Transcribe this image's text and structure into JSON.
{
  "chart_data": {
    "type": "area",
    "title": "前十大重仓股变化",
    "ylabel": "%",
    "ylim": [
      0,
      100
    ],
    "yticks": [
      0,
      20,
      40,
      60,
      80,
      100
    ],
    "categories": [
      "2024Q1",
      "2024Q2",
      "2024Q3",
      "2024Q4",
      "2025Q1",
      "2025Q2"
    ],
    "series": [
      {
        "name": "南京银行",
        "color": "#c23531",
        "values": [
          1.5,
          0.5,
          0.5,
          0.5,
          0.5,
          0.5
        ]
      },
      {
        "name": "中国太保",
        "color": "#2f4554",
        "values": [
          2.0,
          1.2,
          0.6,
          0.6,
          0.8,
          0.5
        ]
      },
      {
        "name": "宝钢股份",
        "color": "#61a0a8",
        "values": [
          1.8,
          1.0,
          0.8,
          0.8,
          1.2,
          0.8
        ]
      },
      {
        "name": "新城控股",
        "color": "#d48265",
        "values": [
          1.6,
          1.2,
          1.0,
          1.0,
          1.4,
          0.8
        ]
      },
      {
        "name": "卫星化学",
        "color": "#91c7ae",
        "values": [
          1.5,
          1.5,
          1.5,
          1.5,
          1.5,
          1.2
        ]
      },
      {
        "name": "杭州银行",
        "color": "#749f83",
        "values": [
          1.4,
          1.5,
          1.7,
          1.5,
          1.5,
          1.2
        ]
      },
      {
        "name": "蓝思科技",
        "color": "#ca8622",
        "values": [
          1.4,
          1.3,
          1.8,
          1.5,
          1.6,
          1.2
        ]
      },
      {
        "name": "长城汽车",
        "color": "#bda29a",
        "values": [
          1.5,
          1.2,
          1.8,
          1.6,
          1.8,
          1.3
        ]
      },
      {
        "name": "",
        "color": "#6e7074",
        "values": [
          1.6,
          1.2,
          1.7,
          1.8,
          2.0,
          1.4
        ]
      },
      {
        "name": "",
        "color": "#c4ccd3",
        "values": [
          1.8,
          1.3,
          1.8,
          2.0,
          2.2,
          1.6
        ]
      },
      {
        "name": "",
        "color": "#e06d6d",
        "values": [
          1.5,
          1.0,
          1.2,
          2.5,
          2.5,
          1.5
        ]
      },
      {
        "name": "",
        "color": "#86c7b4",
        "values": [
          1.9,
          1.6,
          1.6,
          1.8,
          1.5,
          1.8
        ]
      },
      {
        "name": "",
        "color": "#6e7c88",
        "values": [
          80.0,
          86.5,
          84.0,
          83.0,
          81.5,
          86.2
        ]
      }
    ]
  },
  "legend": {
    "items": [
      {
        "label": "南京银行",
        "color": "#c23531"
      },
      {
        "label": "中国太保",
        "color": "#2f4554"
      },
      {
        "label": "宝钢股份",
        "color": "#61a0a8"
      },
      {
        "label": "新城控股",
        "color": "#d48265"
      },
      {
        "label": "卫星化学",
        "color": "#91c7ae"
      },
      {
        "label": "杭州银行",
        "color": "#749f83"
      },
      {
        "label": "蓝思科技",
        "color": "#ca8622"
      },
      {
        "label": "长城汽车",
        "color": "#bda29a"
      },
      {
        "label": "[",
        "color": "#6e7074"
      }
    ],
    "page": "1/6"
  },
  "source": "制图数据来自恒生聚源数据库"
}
•••
» **STATED GOAL**:
Extract the full set of entries word for word.

» **WORKED ANSWER**:
Transcribe this image's text and structure into JSON.
{
  "chart_data": {
    "type": "area",
    "title": "前十大重仓股变化",
    "ylabel": "%",
    "ylim": [
      0,
      100
    ],
    "yticks": [
      0,
      20,
      40,
      60,
      80,
      100
    ],
    "categories": [
      "2024Q1",
      "2024Q2",
      "2024Q3",
      "2024Q4",
      "2025Q1",
      "2025Q2"
    ],
    "series": [
      {
        "name": "南京银行",
        "color": "#c23531",
        "values": [
          1.5,
          0.5,
          0.5,
          0.5,
          0.5,
          0.5
        ]
      },
      {
        "name": "中国太保",
        "color": "#2f4554",
        "values": [
          2.0,
          1.2,
          0.6,
          0.6,
          0.8,
          0.5
        ]
      },
      {
        "name": "宝钢股份",
        "color": "#61a0a8",
        "values": [
          1.8,
          1.0,
          0.8,
          0.8,
          1.2,
          0.8
        ]
      },
      {
        "name": "新城控股",
        "color": "#d48265",
        "values": [
          1.6,
          1.2,
          1.0,
          1.0,
          1.4,
          0.8
        ]
      },
      {
        "name": "卫星化学",
        "color": "#91c7ae",
        "values": [
          1.5,
          1.5,
          1.5,
          1.5,
          1.5,
          1.2
        ]
      },
      {
        "name": "杭州银行",
        "color": "#749f83",
        "values": [
          1.4,
          1.5,
          1.7,
          1.5,
          1.5,
          1.2
        ]
      },
      {
        "name": "蓝思科技",
        "color": "#ca8622",
        "values": [
          1.4,
          1.3,
          1.8,
          1.5,
          1.6,
          1.2
        ]
      },
      {
        "name": "长城汽车",
        "color": "#bda29a",
        "values": [
          1.5,
          1.2,
          1.8,
          1.6,
          1.8,
          1.3
        ]
      },
      {
        "name": "",
        "color": "#6e7074",
        "values": [
          1.6,
          1.2,
          1.7,
          1.8,
          2.0,
          1.4
        ]
      },
      {
        "name": "",
        "color": "#c4ccd3",
        "values": [
          1.8,
          1.3,
          1.8,
          2.0,
          2.2,
          1.6
        ]
      },
      {
        "name": "",
        "color": "#e06d6d",
        "values": [
          1.5,
          1.0,
          1.2,
          2.5,
          2.5,
          1.5
        ]
      },
      {
        "name": "",
        "color": "#86c7b4",
        "values": [
          1.9,
          1.6,
          1.6,
          1.8,
          1.5,
          1.8
        ]
      },
      {
        "name": "",
        "color": "#6e7c88",
        "values": [
          80.0,
          86.5,
          84.0,
          83.0,
          81.5,
          86.2
        ]
      }
    ]
  },
  "legend": {
    "items": [
      {
        "label": "南京银行",
        "color": "#c23531"
      },
      {
        "label": "中国太保",
        "color": "#2f4554"
      },
      {
        "label": "宝钢股份",
        "color": "#61a0a8"
      },
      {
        "label": "新城控股",
        "color": "#d48265"
      },
      {
        "label": "卫星化学",
        "color": "#91c7ae"
      },
      {
        "label": "杭州银行",
        "color": "#749f83"
      },
      {
        "label": "蓝思科技",
        "color": "#ca8622"
      },
      {
        "label": "长城汽车",
        "color": "#bda29a"
      },
      {
        "label": "[",
        "color": "#6e7074"
      }
    ],
    "page": "1/6"
  },
  "source": "制图数据来自恒生聚源数据库"
}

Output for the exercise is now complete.